### [DIRECTIONS FOR THIS TASK]
Write the data out again, exactly as given.

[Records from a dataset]

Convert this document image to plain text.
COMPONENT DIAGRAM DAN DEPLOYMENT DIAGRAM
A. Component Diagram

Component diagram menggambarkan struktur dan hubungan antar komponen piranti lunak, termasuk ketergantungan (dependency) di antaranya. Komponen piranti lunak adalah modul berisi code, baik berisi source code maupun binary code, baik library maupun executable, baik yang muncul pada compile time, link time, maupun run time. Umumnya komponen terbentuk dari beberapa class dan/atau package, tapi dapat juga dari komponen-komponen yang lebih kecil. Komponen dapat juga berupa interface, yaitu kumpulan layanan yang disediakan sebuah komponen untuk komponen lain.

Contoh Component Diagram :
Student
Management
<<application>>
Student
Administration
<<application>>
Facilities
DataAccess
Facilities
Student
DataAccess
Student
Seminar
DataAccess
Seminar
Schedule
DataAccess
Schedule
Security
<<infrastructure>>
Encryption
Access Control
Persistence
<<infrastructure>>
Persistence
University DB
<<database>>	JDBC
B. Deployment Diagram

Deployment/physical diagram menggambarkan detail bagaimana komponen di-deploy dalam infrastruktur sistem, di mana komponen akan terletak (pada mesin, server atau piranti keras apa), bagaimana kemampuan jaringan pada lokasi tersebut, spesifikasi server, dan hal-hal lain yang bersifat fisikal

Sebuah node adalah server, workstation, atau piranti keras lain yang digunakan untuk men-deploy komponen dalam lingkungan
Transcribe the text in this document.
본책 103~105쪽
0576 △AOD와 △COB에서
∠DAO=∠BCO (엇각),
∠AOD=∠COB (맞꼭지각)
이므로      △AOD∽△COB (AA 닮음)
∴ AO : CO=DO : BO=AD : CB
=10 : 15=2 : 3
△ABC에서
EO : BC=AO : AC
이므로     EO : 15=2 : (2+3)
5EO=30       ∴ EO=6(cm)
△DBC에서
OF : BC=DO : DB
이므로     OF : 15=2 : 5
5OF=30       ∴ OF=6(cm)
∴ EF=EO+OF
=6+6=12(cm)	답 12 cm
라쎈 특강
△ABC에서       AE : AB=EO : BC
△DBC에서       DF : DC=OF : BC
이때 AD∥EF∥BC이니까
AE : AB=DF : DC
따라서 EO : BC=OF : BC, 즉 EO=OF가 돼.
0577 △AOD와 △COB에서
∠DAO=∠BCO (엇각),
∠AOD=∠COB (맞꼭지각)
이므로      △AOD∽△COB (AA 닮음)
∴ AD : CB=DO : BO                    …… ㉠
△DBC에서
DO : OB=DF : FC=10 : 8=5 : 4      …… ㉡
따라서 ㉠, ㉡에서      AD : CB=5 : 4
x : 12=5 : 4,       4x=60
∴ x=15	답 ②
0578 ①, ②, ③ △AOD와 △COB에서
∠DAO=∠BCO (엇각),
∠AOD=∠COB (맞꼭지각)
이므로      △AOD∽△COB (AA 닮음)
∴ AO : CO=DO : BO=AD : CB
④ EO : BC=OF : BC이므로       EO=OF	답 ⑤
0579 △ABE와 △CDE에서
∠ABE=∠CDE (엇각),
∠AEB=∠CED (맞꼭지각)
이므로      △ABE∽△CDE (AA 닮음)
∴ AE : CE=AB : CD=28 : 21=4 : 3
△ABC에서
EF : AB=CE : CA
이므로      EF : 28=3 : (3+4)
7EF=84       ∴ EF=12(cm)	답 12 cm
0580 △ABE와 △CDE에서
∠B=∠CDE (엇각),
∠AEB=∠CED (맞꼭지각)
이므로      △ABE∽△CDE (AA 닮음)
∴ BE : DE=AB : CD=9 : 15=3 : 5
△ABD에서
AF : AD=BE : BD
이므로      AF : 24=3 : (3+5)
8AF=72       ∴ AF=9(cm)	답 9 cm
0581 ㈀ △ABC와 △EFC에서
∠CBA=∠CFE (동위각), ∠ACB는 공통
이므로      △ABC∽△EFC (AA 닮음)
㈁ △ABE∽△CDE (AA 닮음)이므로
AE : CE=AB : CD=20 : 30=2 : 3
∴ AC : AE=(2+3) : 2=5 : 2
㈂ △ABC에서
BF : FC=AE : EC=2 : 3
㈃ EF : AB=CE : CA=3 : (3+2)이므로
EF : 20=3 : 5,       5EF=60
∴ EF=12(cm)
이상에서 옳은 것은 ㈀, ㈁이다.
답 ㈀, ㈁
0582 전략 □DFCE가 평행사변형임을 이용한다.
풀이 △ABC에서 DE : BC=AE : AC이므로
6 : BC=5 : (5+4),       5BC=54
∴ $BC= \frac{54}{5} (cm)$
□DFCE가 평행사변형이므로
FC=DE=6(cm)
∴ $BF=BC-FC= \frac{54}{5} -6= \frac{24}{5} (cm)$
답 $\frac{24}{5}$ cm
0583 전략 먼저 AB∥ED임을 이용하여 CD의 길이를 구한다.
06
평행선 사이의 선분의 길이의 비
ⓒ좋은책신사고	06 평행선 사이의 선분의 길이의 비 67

### [TASK SOLUTION]
Convert this document image to plain text.
COMPONENT DIAGRAM DAN DEPLOYMENT DIAGRAM
A. Component Diagram

Component diagram menggambarkan struktur dan hubungan antar komponen piranti lunak, termasuk ketergantungan (dependency) di antaranya. Komponen piranti lunak adalah modul berisi code, baik berisi source code maupun binary code, baik library maupun executable, baik yang muncul pada compile time, link time, maupun run time. Umumnya komponen terbentuk dari beberapa class dan/atau package, tapi dapat juga dari komponen-komponen yang lebih kecil. Komponen dapat juga berupa interface, yaitu kumpulan layanan yang disediakan sebuah komponen untuk komponen lain.

Contoh Component Diagram :
Student
Management
<<application>>
Student
Administration
<<application>>
Facilities
DataAccess
Facilities
Student
DataAccess
Student
Seminar
DataAccess
Seminar
Schedule
DataAccess
Schedule
Security
<<infrastructure>>
Encryption
Access Control
Persistence
<<infrastructure>>
Persistence
University DB
<<database>>	JDBC
B. Deployment Diagram

Deployment/physical diagram menggambarkan detail bagaimana komponen di-deploy dalam infrastruktur sistem, di mana komponen akan terletak (pada mesin, server atau piranti keras apa), bagaimana kemampuan jaringan pada lokasi tersebut, spesifikasi server, dan hal-hal lain yang bersifat fisikal

Sebuah node adalah server, workstation, atau piranti keras lain yang digunakan untuk men-deploy komponen dalam lingkungan
Transcribe the text in this document.
본책 103~105쪽
0576 △AOD와 △COB에서
∠DAO=∠BCO (엇각),
∠AOD=∠COB (맞꼭지각)
이므로      △AOD∽△COB (AA 닮음)
∴ AO : CO=DO : BO=AD : CB
=10 : 15=2 : 3
△ABC에서
EO : BC=AO : AC
이므로     EO : 15=2 : (2+3)
5EO=30       ∴ EO=6(cm)
△DBC에서
OF : BC=DO : DB
이므로     OF : 15=2 : 5
5OF=30       ∴ OF=6(cm)
∴ EF=EO+OF
=6+6=12(cm)	답 12 cm
라쎈 특강
△ABC에서       AE : AB=EO : BC
△DBC에서       DF : DC=OF : BC
이때 AD∥EF∥BC이니까
AE : AB=DF : DC
따라서 EO : BC=OF : BC, 즉 EO=OF가 돼.
0577 △AOD와 △COB에서
∠DAO=∠BCO (엇각),
∠AOD=∠COB (맞꼭지각)
이므로      △AOD∽△COB (AA 닮음)
∴ AD : CB=DO : BO                    …… ㉠
△DBC에서
DO : OB=DF : FC=10 : 8=5 : 4      …… ㉡
따라서 ㉠, ㉡에서      AD : CB=5 : 4
x : 12=5 : 4,       4x=60
∴ x=15	답 ②
0578 ①, ②, ③ △AOD와 △COB에서
∠DAO=∠BCO (엇각),
∠AOD=∠COB (맞꼭지각)
이므로      △AOD∽△COB (AA 닮음)
∴ AO : CO=DO : BO=AD : CB
④ EO : BC=OF : BC이므로       EO=OF	답 ⑤
0579 △ABE와 △CDE에서
∠ABE=∠CDE (엇각),
∠AEB=∠CED (맞꼭지각)
이므로      △ABE∽△CDE (AA 닮음)
∴ AE : CE=AB : CD=28 : 21=4 : 3
△ABC에서
EF : AB=CE : CA
이므로      EF : 28=3 : (3+4)
7EF=84       ∴ EF=12(cm)	답 12 cm
0580 △ABE와 △CDE에서
∠B=∠CDE (엇각),
∠AEB=∠CED (맞꼭지각)
이므로      △ABE∽△CDE (AA 닮음)
∴ BE : DE=AB : CD=9 : 15=3 : 5
△ABD에서
AF : AD=BE : BD
이므로      AF : 24=3 : (3+5)
8AF=72       ∴ AF=9(cm)	답 9 cm
0581 ㈀ △ABC와 △EFC에서
∠CBA=∠CFE (동위각), ∠ACB는 공통
이므로      △ABC∽△EFC (AA 닮음)
㈁ △ABE∽△CDE (AA 닮음)이므로
AE : CE=AB : CD=20 : 30=2 : 3
∴ AC : AE=(2+3) : 2=5 : 2
㈂ △ABC에서
BF : FC=AE : EC=2 : 3
㈃ EF : AB=CE : CA=3 : (3+2)이므로
EF : 20=3 : 5,       5EF=60
∴ EF=12(cm)
이상에서 옳은 것은 ㈀, ㈁이다.
답 ㈀, ㈁
0582 전략 □DFCE가 평행사변형임을 이용한다.
풀이 △ABC에서 DE : BC=AE : AC이므로
6 : BC=5 : (5+4),       5BC=54
∴ $BC= \frac{54}{5} (cm)$
□DFCE가 평행사변형이므로
FC=DE=6(cm)
∴ $BF=BC-FC= \frac{54}{5} -6= \frac{24}{5} (cm)$
답 $\frac{24}{5}$ cm
0583 전략 먼저 AB∥ED임을 이용하여 CD의 길이를 구한다.
06
평행선 사이의 선분의 길이의 비
ⓒ좋은책신사고	06 평행선 사이의 선분의 길이의 비 67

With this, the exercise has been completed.